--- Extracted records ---
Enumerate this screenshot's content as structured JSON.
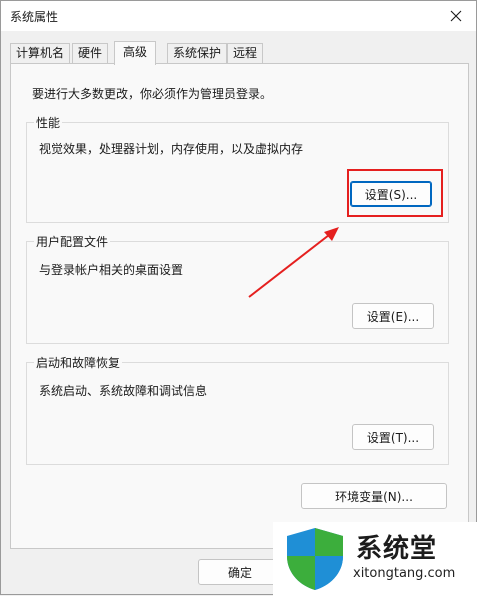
{
  "window": {
    "title": "系统属性",
    "close_icon": "close-icon"
  },
  "tabs": [
    {
      "label": "计算机名",
      "active": false
    },
    {
      "label": "硬件",
      "active": false
    },
    {
      "label": "高级",
      "active": true
    },
    {
      "label": "系统保护",
      "active": false
    },
    {
      "label": "远程",
      "active": false
    }
  ],
  "panel": {
    "notice": "要进行大多数更改，你必须作为管理员登录。",
    "performance": {
      "title": "性能",
      "description": "视觉效果，处理器计划，内存使用，以及虚拟内存",
      "button": "设置(S)..."
    },
    "user_profiles": {
      "title": "用户配置文件",
      "description": "与登录帐户相关的桌面设置",
      "button": "设置(E)..."
    },
    "startup_recovery": {
      "title": "启动和故障恢复",
      "description": "系统启动、系统故障和调试信息",
      "button": "设置(T)..."
    },
    "env_button": "环境变量(N)..."
  },
  "footer": {
    "ok_button": "确定"
  },
  "annotation": {
    "highlight_color": "#e5201f"
  },
  "watermark": {
    "brand": "系统堂",
    "url": "xitongtang.com",
    "shield_colors": [
      "#1f8fd6",
      "#3cae3c"
    ]
  }
}
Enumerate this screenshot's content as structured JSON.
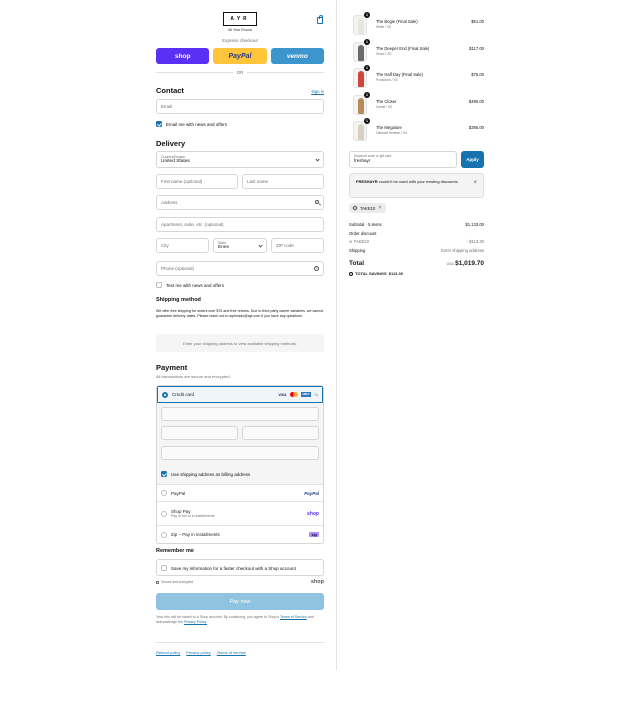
{
  "header": {
    "logo_text": "AYR",
    "logo_sub": "All Year Round",
    "express_label": "Express checkout",
    "express_buttons": {
      "shop": "shop",
      "paypal": "PayPal",
      "venmo": "venmo"
    },
    "or_label": "OR"
  },
  "contact": {
    "title": "Contact",
    "sign_in": "Sign in",
    "email_placeholder": "Email",
    "email_news_label": "Email me with news and offers",
    "email_news_checked": true
  },
  "delivery": {
    "title": "Delivery",
    "country_label": "Country/Region",
    "country_value": "United States",
    "first_name_placeholder": "First name (optional)",
    "last_name_placeholder": "Last name",
    "address_placeholder": "Address",
    "apartment_placeholder": "Apartment, suite, etc. (optional)",
    "city_placeholder": "City",
    "state_label": "State",
    "state_value": "Enes",
    "zip_placeholder": "ZIP code",
    "phone_placeholder": "Phone (optional)",
    "text_news_label": "Text me with news and offers"
  },
  "shipping": {
    "title": "Shipping method",
    "note": "We offer free shipping for orders over $75 and free returns. Due to third party carrier variables, we cannot guarantee delivery dates. Please reach out to ayrheads@ayr.com if you have any questions.",
    "placeholder": "Enter your shipping address to view available shipping methods."
  },
  "payment": {
    "title": "Payment",
    "subtitle": "All transactions are secure and encrypted.",
    "credit_card_label": "Credit card",
    "card_logos": {
      "visa": "VISA",
      "amex": "AMEX",
      "more": "+1"
    },
    "billing_same_label": "Use shipping address as billing address",
    "paypal_label": "PayPal",
    "paypal_logo": "PayPal",
    "shoppay_label": "Shop Pay",
    "shoppay_sub": "Pay in full or in installments",
    "shoppay_logo": "shop",
    "zip_label": "Zip – Pay in installments",
    "zip_logo": "zip"
  },
  "remember": {
    "title": "Remember me",
    "save_label": "Save my information for a faster checkout with a Shop account",
    "secure_label": "Secure and encrypted",
    "shop_word": "shop"
  },
  "pay_now": "Pay now",
  "legal": {
    "text": "Your info will be saved to a Shop account. By continuing, you agree to Shop's",
    "terms_link": "Terms of Service",
    "and_text": "and acknowledge the",
    "privacy_link": "Privacy Policy."
  },
  "footer_links": [
    "Refund policy",
    "Privacy policy",
    "Terms of service"
  ],
  "cart": {
    "items": [
      {
        "name": "The Bogie (Final Sale)",
        "variant": "White / XS",
        "price": "$51.00",
        "qty": "1",
        "color": "#e9e6de"
      },
      {
        "name": "The Deeper End (Final Sale)",
        "variant": "Shore / XS",
        "price": "$117.00",
        "qty": "1",
        "color": "#6c6a67"
      },
      {
        "name": "The Half Day (Final Sale)",
        "variant": "Pomodoro / XS",
        "price": "$75.00",
        "qty": "1",
        "color": "#d2453a"
      },
      {
        "name": "The Closer",
        "variant": "Camel / XS",
        "price": "$495.00",
        "qty": "1",
        "color": "#b98a5a"
      },
      {
        "name": "The Megalure",
        "variant": "Oatmeal Heather / XS",
        "price": "$395.00",
        "qty": "1",
        "color": "#d8d0c2"
      }
    ],
    "discount_label": "Discount code or gift card",
    "discount_value": "freshayr",
    "apply_label": "Apply",
    "error_code": "FRESHAYR",
    "error_text": "couldn't be used with your existing discounts.",
    "applied_tag": "TAKE10",
    "subtotal_label": "Subtotal · 5 items",
    "subtotal_value": "$1,133.00",
    "order_discount_label": "Order discount",
    "order_discount_code": "TAKE10",
    "order_discount_value": "- $113.30",
    "shipping_label": "Shipping",
    "shipping_value": "Enter shipping address",
    "total_label": "Total",
    "total_currency": "USD",
    "total_value": "$1,019.70",
    "savings_label": "TOTAL SAVINGS",
    "savings_value": "$113.30"
  }
}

--- DESCRIPTION OF THE TASK ---
The data should be printed again unchanged; leave its pictures out.

--- OUTPUT FOR THIS TASK ---
Enumerate this screenshot's content as structured JSON.
{
  "window": {
    "title": "系统属性",
    "close_icon": "close-icon"
  },
  "tabs": [
    {
      "label": "计算机名",
      "active": false
    },
    {
      "label": "硬件",
      "active": false
    },
    {
      "label": "高级",
      "active": true
    },
    {
      "label": "系统保护",
      "active": false
    },
    {
      "label": "远程",
      "active": false
    }
  ],
  "panel": {
    "notice": "要进行大多数更改，你必须作为管理员登录。",
    "performance": {
      "title": "性能",
      "description": "视觉效果，处理器计划，内存使用，以及虚拟内存",
      "button": "设置(S)..."
    },
    "user_profiles": {
      "title": "用户配置文件",
      "description": "与登录帐户相关的桌面设置",
      "button": "设置(E)..."
    },
    "startup_recovery": {
      "title": "启动和故障恢复",
      "description": "系统启动、系统故障和调试信息",
      "button": "设置(T)..."
    },
    "env_button": "环境变量(N)..."
  },
  "footer": {
    "ok_button": "确定"
  },
  "annotation": {
    "highlight_color": "#e5201f"
  },
  "watermark": {
    "brand": "系统堂",
    "url": "xitongtang.com",
    "shield_colors": [
      "#1f8fd6",
      "#3cae3c"
    ]
  }
}
Enumerate this screenshot's content as structured JSON.
{
  "header": {
    "logo_text": "AYR",
    "logo_sub": "All Year Round",
    "express_label": "Express checkout",
    "express_buttons": {
      "shop": "shop",
      "paypal": "PayPal",
      "venmo": "venmo"
    },
    "or_label": "OR"
  },
  "contact": {
    "title": "Contact",
    "sign_in": "Sign in",
    "email_placeholder": "Email",
    "email_news_label": "Email me with news and offers",
    "email_news_checked": true
  },
  "delivery": {
    "title": "Delivery",
    "country_label": "Country/Region",
    "country_value": "United States",
    "first_name_placeholder": "First name (optional)",
    "last_name_placeholder": "Last name",
    "address_placeholder": "Address",
    "apartment_placeholder": "Apartment, suite, etc. (optional)",
    "city_placeholder": "City",
    "state_label": "State",
    "state_value": "Enes",
    "zip_placeholder": "ZIP code",
    "phone_placeholder": "Phone (optional)",
    "text_news_label": "Text me with news and offers"
  },
  "shipping": {
    "title": "Shipping method",
    "note": "We offer free shipping for orders over $75 and free returns. Due to third party carrier variables, we cannot guarantee delivery dates. Please reach out to ayrheads@ayr.com if you have any questions.",
    "placeholder": "Enter your shipping address to view available shipping methods."
  },
  "payment": {
    "title": "Payment",
    "subtitle": "All transactions are secure and encrypted.",
    "credit_card_label": "Credit card",
    "card_logos": {
      "visa": "VISA",
      "amex": "AMEX",
      "more": "+1"
    },
    "billing_same_label": "Use shipping address as billing address",
    "paypal_label": "PayPal",
    "paypal_logo": "PayPal",
    "shoppay_label": "Shop Pay",
    "shoppay_sub": "Pay in full or in installments",
    "shoppay_logo": "shop",
    "zip_label": "Zip – Pay in installments",
    "zip_logo": "zip"
  },
  "remember": {
    "title": "Remember me",
    "save_label": "Save my information for a faster checkout with a Shop account",
    "secure_label": "Secure and encrypted",
    "shop_word": "shop"
  },
  "pay_now": "Pay now",
  "legal": {
    "text": "Your info will be saved to a Shop account. By continuing, you agree to Shop's",
    "terms_link": "Terms of Service",
    "and_text": "and acknowledge the",
    "privacy_link": "Privacy Policy."
  },
  "footer_links": [
    "Refund policy",
    "Privacy policy",
    "Terms of service"
  ],
  "cart": {
    "items": [
      {
        "name": "The Bogie (Final Sale)",
        "variant": "White / XS",
        "price": "$51.00",
        "qty": "1",
        "color": "#e9e6de"
      },
      {
        "name": "The Deeper End (Final Sale)",
        "variant": "Shore / XS",
        "price": "$117.00",
        "qty": "1",
        "color": "#6c6a67"
      },
      {
        "name": "The Half Day (Final Sale)",
        "variant": "Pomodoro / XS",
        "price": "$75.00",
        "qty": "1",
        "color": "#d2453a"
      },
      {
        "name": "The Closer",
        "variant": "Camel / XS",
        "price": "$495.00",
        "qty": "1",
        "color": "#b98a5a"
      },
      {
        "name": "The Megalure",
        "variant": "Oatmeal Heather / XS",
        "price": "$395.00",
        "qty": "1",
        "color": "#d8d0c2"
      }
    ],
    "discount_label": "Discount code or gift card",
    "discount_value": "freshayr",
    "apply_label": "Apply",
    "error_code": "FRESHAYR",
    "error_text": "couldn't be used with your existing discounts.",
    "applied_tag": "TAKE10",
    "subtotal_label": "Subtotal · 5 items",
    "subtotal_value": "$1,133.00",
    "order_discount_label": "Order discount",
    "order_discount_code": "TAKE10",
    "order_discount_value": "- $113.30",
    "shipping_label": "Shipping",
    "shipping_value": "Enter shipping address",
    "total_label": "Total",
    "total_currency": "USD",
    "total_value": "$1,019.70",
    "savings_label": "TOTAL SAVINGS",
    "savings_value": "$113.30"
  }
}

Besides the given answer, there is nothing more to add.